Given task: Can you retype every record below exactly as written?

Dataset excerpts:

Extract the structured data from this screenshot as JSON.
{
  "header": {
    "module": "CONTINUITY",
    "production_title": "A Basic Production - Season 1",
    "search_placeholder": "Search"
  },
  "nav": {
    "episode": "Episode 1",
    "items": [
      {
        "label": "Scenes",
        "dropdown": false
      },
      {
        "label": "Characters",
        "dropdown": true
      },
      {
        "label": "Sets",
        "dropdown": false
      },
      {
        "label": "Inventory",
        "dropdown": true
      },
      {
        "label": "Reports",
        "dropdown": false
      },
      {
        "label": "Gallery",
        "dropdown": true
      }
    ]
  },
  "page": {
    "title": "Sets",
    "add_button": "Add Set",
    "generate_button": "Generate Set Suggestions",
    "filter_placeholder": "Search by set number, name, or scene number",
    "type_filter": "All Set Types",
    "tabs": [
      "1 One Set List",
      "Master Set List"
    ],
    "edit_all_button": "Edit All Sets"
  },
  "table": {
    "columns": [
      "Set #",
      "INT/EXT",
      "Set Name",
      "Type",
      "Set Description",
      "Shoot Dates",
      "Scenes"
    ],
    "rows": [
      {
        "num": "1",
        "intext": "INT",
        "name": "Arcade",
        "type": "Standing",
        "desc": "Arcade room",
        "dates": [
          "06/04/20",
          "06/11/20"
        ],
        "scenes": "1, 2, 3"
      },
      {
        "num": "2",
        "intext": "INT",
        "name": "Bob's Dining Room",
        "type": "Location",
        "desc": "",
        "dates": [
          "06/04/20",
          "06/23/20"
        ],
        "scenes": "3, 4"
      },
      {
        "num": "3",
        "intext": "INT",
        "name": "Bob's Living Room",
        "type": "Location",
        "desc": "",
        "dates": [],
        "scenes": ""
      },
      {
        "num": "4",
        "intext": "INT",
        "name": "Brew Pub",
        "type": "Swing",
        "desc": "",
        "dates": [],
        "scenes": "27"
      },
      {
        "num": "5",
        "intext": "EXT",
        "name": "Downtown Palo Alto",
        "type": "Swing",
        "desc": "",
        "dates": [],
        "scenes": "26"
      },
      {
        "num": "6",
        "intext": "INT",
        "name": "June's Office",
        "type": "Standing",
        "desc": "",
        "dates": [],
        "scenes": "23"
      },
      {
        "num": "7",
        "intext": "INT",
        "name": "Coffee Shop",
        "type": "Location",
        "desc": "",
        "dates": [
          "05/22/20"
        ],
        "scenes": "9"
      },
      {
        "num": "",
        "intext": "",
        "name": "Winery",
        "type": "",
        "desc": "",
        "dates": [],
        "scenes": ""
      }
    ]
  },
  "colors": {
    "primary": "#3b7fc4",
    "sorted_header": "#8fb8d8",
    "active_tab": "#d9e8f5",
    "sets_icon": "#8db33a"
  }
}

Full output:
Extract the structured data from this screenshot as JSON.
{
  "header": {
    "module": "CONTINUITY",
    "production_title": "A Basic Production - Season 1",
    "search_placeholder": "Search"
  },
  "nav": {
    "episode": "Episode 1",
    "items": [
      {
        "label": "Scenes",
        "dropdown": false
      },
      {
        "label": "Characters",
        "dropdown": true
      },
      {
        "label": "Sets",
        "dropdown": false
      },
      {
        "label": "Inventory",
        "dropdown": true
      },
      {
        "label": "Reports",
        "dropdown": false
      },
      {
        "label": "Gallery",
        "dropdown": true
      }
    ]
  },
  "page": {
    "title": "Sets",
    "add_button": "Add Set",
    "generate_button": "Generate Set Suggestions",
    "filter_placeholder": "Search by set number, name, or scene number",
    "type_filter": "All Set Types",
    "tabs": [
      "1 One Set List",
      "Master Set List"
    ],
    "edit_all_button": "Edit All Sets"
  },
  "table": {
    "columns": [
      "Set #",
      "INT/EXT",
      "Set Name",
      "Type",
      "Set Description",
      "Shoot Dates",
      "Scenes"
    ],
    "rows": [
      {
        "num": "1",
        "intext": "INT",
        "name": "Arcade",
        "type": "Standing",
        "desc": "Arcade room",
        "dates": [
          "06/04/20",
          "06/11/20"
        ],
        "scenes": "1, 2, 3"
      },
      {
        "num": "2",
        "intext": "INT",
        "name": "Bob's Dining Room",
        "type": "Location",
        "desc": "",
        "dates": [
          "06/04/20",
          "06/23/20"
        ],
        "scenes": "3, 4"
      },
      {
        "num": "3",
        "intext": "INT",
        "name": "Bob's Living Room",
        "type": "Location",
        "desc": "",
        "dates": [],
        "scenes": ""
      },
      {
        "num": "4",
        "intext": "INT",
        "name": "Brew Pub",
        "type": "Swing",
        "desc": "",
        "dates": [],
        "scenes": "27"
      },
      {
        "num": "5",
        "intext": "EXT",
        "name": "Downtown Palo Alto",
        "type": "Swing",
        "desc": "",
        "dates": [],
        "scenes": "26"
      },
      {
        "num": "6",
        "intext": "INT",
        "name": "June's Office",
        "type": "Standing",
        "desc": "",
        "dates": [],
        "scenes": "23"
      },
      {
        "num": "7",
        "intext": "INT",
        "name": "Coffee Shop",
        "type": "Location",
        "desc": "",
        "dates": [
          "05/22/20"
        ],
        "scenes": "9"
      },
      {
        "num": "",
        "intext": "",
        "name": "Winery",
        "type": "",
        "desc": "",
        "dates": [],
        "scenes": ""
      }
    ]
  },
  "colors": {
    "primary": "#3b7fc4",
    "sorted_header": "#8fb8d8",
    "active_tab": "#d9e8f5",
    "sets_icon": "#8db33a"
  }
}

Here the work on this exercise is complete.